> GIVEN EXERCISE
Copy out the listing that follows, exactly, without its pictures.

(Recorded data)
= = =

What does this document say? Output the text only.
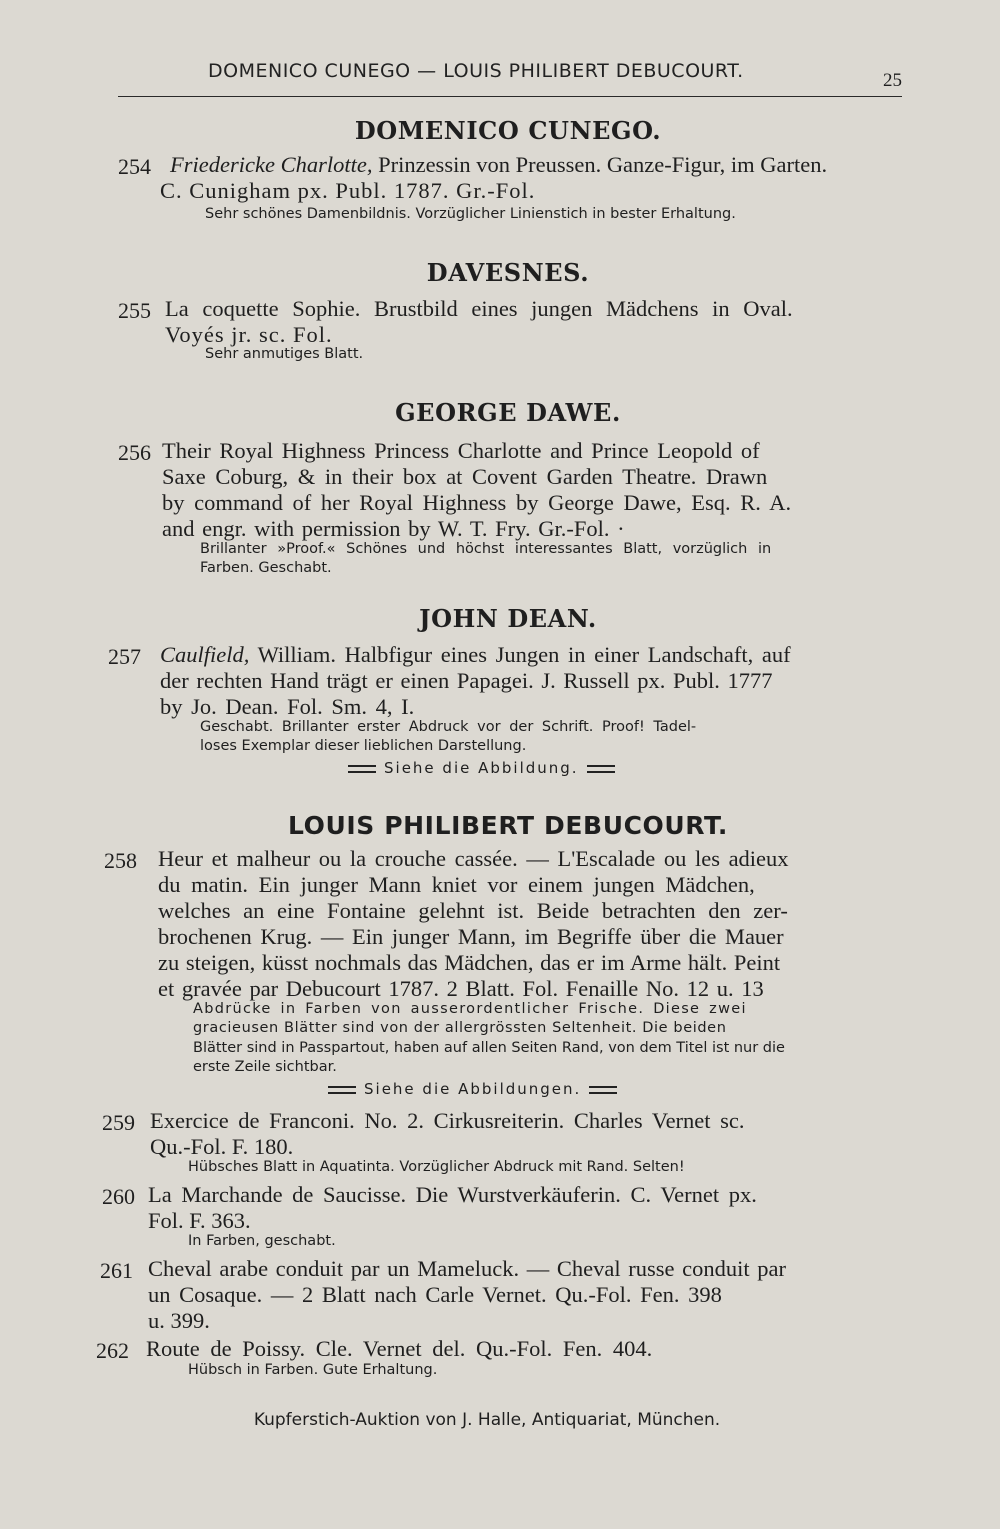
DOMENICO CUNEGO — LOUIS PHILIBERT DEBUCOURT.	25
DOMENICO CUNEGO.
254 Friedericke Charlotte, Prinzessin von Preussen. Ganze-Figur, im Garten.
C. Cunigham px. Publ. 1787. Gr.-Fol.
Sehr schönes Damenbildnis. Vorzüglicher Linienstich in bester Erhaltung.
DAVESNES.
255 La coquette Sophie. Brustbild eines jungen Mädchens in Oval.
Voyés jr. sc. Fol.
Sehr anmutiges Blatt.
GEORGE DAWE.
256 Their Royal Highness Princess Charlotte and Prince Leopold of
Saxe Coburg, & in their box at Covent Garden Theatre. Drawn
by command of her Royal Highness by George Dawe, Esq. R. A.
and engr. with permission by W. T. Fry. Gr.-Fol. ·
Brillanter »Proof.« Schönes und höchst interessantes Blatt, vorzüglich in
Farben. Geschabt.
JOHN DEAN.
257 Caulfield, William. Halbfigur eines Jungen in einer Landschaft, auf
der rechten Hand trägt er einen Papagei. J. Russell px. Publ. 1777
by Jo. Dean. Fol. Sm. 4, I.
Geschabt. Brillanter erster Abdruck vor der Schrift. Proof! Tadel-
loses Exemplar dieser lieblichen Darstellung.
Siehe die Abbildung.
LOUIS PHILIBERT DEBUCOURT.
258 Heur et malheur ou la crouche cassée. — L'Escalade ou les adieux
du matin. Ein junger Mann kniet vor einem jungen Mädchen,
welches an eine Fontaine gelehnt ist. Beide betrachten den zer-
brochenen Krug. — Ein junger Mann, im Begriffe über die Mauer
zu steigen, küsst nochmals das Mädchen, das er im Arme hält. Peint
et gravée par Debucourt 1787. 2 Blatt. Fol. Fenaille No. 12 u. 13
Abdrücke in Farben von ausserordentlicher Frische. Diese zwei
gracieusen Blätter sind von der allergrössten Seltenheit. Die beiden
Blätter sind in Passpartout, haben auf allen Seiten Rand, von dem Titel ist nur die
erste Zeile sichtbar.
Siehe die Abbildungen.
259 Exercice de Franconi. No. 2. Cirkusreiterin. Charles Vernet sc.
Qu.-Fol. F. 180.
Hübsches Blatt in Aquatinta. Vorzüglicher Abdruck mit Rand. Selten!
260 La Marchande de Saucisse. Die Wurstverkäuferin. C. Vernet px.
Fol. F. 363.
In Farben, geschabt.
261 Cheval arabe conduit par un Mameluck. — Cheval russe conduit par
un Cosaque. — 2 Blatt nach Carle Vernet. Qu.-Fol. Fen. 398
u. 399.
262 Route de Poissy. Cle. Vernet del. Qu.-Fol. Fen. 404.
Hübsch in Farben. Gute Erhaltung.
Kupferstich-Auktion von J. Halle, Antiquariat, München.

= = =

> COMPLETE ANSWER
What does this document say? Output the text only.
DOMENICO CUNEGO — LOUIS PHILIBERT DEBUCOURT.	25
DOMENICO CUNEGO.
254 Friedericke Charlotte, Prinzessin von Preussen. Ganze-Figur, im Garten.
C. Cunigham px. Publ. 1787. Gr.-Fol.
Sehr schönes Damenbildnis. Vorzüglicher Linienstich in bester Erhaltung.
DAVESNES.
255 La coquette Sophie. Brustbild eines jungen Mädchens in Oval.
Voyés jr. sc. Fol.
Sehr anmutiges Blatt.
GEORGE DAWE.
256 Their Royal Highness Princess Charlotte and Prince Leopold of
Saxe Coburg, & in their box at Covent Garden Theatre. Drawn
by command of her Royal Highness by George Dawe, Esq. R. A.
and engr. with permission by W. T. Fry. Gr.-Fol. ·
Brillanter »Proof.« Schönes und höchst interessantes Blatt, vorzüglich in
Farben. Geschabt.
JOHN DEAN.
257 Caulfield, William. Halbfigur eines Jungen in einer Landschaft, auf
der rechten Hand trägt er einen Papagei. J. Russell px. Publ. 1777
by Jo. Dean. Fol. Sm. 4, I.
Geschabt. Brillanter erster Abdruck vor der Schrift. Proof! Tadel-
loses Exemplar dieser lieblichen Darstellung.
Siehe die Abbildung.
LOUIS PHILIBERT DEBUCOURT.
258 Heur et malheur ou la crouche cassée. — L'Escalade ou les adieux
du matin. Ein junger Mann kniet vor einem jungen Mädchen,
welches an eine Fontaine gelehnt ist. Beide betrachten den zer-
brochenen Krug. — Ein junger Mann, im Begriffe über die Mauer
zu steigen, küsst nochmals das Mädchen, das er im Arme hält. Peint
et gravée par Debucourt 1787. 2 Blatt. Fol. Fenaille No. 12 u. 13
Abdrücke in Farben von ausserordentlicher Frische. Diese zwei
gracieusen Blätter sind von der allergrössten Seltenheit. Die beiden
Blätter sind in Passpartout, haben auf allen Seiten Rand, von dem Titel ist nur die
erste Zeile sichtbar.
Siehe die Abbildungen.
259 Exercice de Franconi. No. 2. Cirkusreiterin. Charles Vernet sc.
Qu.-Fol. F. 180.
Hübsches Blatt in Aquatinta. Vorzüglicher Abdruck mit Rand. Selten!
260 La Marchande de Saucisse. Die Wurstverkäuferin. C. Vernet px.
Fol. F. 363.
In Farben, geschabt.
261 Cheval arabe conduit par un Mameluck. — Cheval russe conduit par
un Cosaque. — 2 Blatt nach Carle Vernet. Qu.-Fol. Fen. 398
u. 399.
262 Route de Poissy. Cle. Vernet del. Qu.-Fol. Fen. 404.
Hübsch in Farben. Gute Erhaltung.
Kupferstich-Auktion von J. Halle, Antiquariat, München.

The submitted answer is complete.